[Figure content listings]
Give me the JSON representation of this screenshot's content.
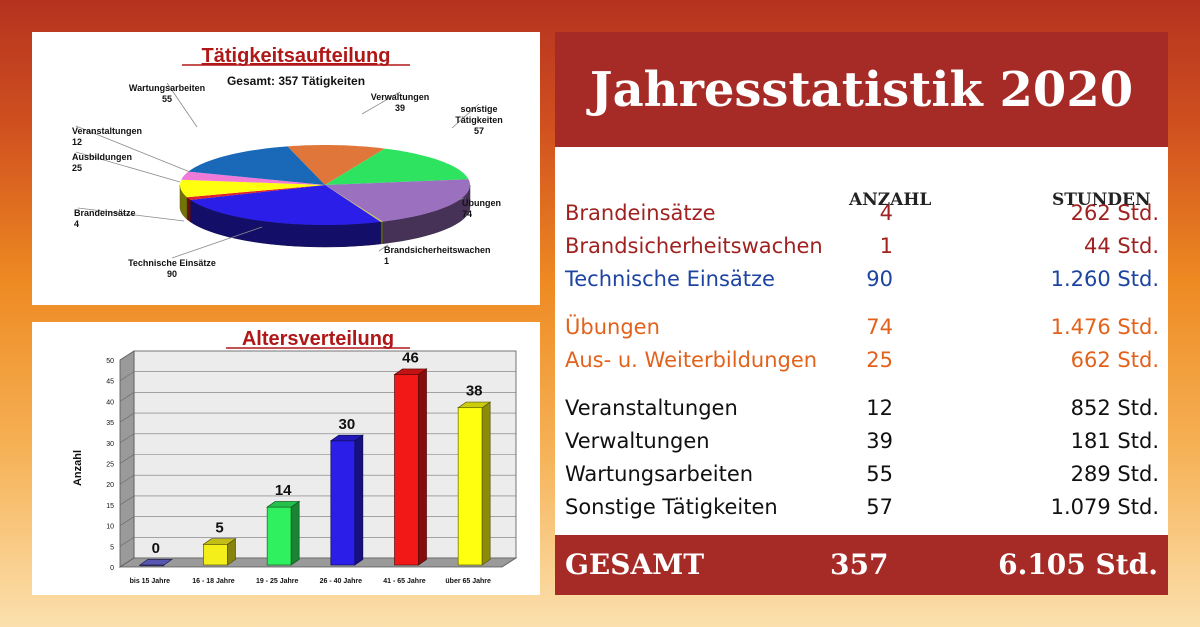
{
  "pie_chart": {
    "title": "Tätigkeitsaufteilung",
    "subtitle": "Gesamt: 357 Tätigkeiten"
  },
  "bar_chart": {
    "title": "Altersverteilung",
    "ylabel": "Anzahl"
  },
  "chart_data": [
    {
      "type": "pie",
      "title": "Tätigkeitsaufteilung",
      "subtitle": "Gesamt: 357 Tätigkeiten",
      "slices": [
        {
          "label": "Verwaltungen",
          "value": 39,
          "color": "#e0763a"
        },
        {
          "label": "sonstige Tätigkeiten",
          "value": 57,
          "color": "#2ee35f"
        },
        {
          "label": "Übungen",
          "value": 74,
          "color": "#9a70bf"
        },
        {
          "label": "Brandsicherheitswachen",
          "value": 1,
          "color": "#c7c25a"
        },
        {
          "label": "Technische Einsätze",
          "value": 90,
          "color": "#2a1ee8"
        },
        {
          "label": "Brandeinsätze",
          "value": 4,
          "color": "#e0202a"
        },
        {
          "label": "Ausbildungen",
          "value": 25,
          "color": "#ffff10"
        },
        {
          "label": "Veranstaltungen",
          "value": 12,
          "color": "#f07ad8"
        },
        {
          "label": "Wartungsarbeiten",
          "value": 55,
          "color": "#1a69b8"
        }
      ]
    },
    {
      "type": "bar",
      "title": "Altersverteilung",
      "ylabel": "Anzahl",
      "categories": [
        "bis 15 Jahre",
        "16 - 18 Jahre",
        "19 - 25 Jahre",
        "26 - 40 Jahre",
        "41 - 65 Jahre",
        "über 65 Jahre"
      ],
      "values": [
        0,
        5,
        14,
        30,
        46,
        38
      ],
      "colors": [
        "#6b6bdc",
        "#f4ee1a",
        "#2ff05f",
        "#2a1ee8",
        "#f21818",
        "#ffff10"
      ],
      "ylim": [
        0,
        50
      ],
      "yticks": [
        "0",
        "5",
        "10",
        "15",
        "20",
        "25",
        "30",
        "35",
        "40",
        "45",
        "50"
      ],
      "grid": true
    }
  ],
  "stats": {
    "title": "Jahresstatistik 2020",
    "col_count": "ANZAHL",
    "col_hours": "STUNDEN",
    "rows": [
      {
        "label": "Brandeinsätze",
        "count": "4",
        "hours": "262 Std."
      },
      {
        "label": "Brandsicherheitswachen",
        "count": "1",
        "hours": "44 Std."
      },
      {
        "label": "Technische Einsätze",
        "count": "90",
        "hours": "1.260 Std."
      },
      {
        "label": "Übungen",
        "count": "74",
        "hours": "1.476 Std."
      },
      {
        "label": "Aus- u. Weiterbildungen",
        "count": "25",
        "hours": "662 Std."
      },
      {
        "label": "Veranstaltungen",
        "count": "12",
        "hours": "852 Std."
      },
      {
        "label": "Verwaltungen",
        "count": "39",
        "hours": "181 Std."
      },
      {
        "label": "Wartungsarbeiten",
        "count": "55",
        "hours": "289 Std."
      },
      {
        "label": "Sonstige Tätigkeiten",
        "count": "57",
        "hours": "1.079 Std."
      }
    ],
    "total_label": "GESAMT",
    "total_count": "357",
    "total_hours": "6.105 Std."
  },
  "colors": {
    "header_red": "#a62b26",
    "row_red": "#9f2220",
    "row_blue": "#1d44a0",
    "row_orange": "#e2621c"
  }
}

■ Do this: Copy down every line of the entries containing the word "Veranstaltungen".

■ Complete output:
          "label": "Veranstaltungen",
        "label": "Veranstaltungen",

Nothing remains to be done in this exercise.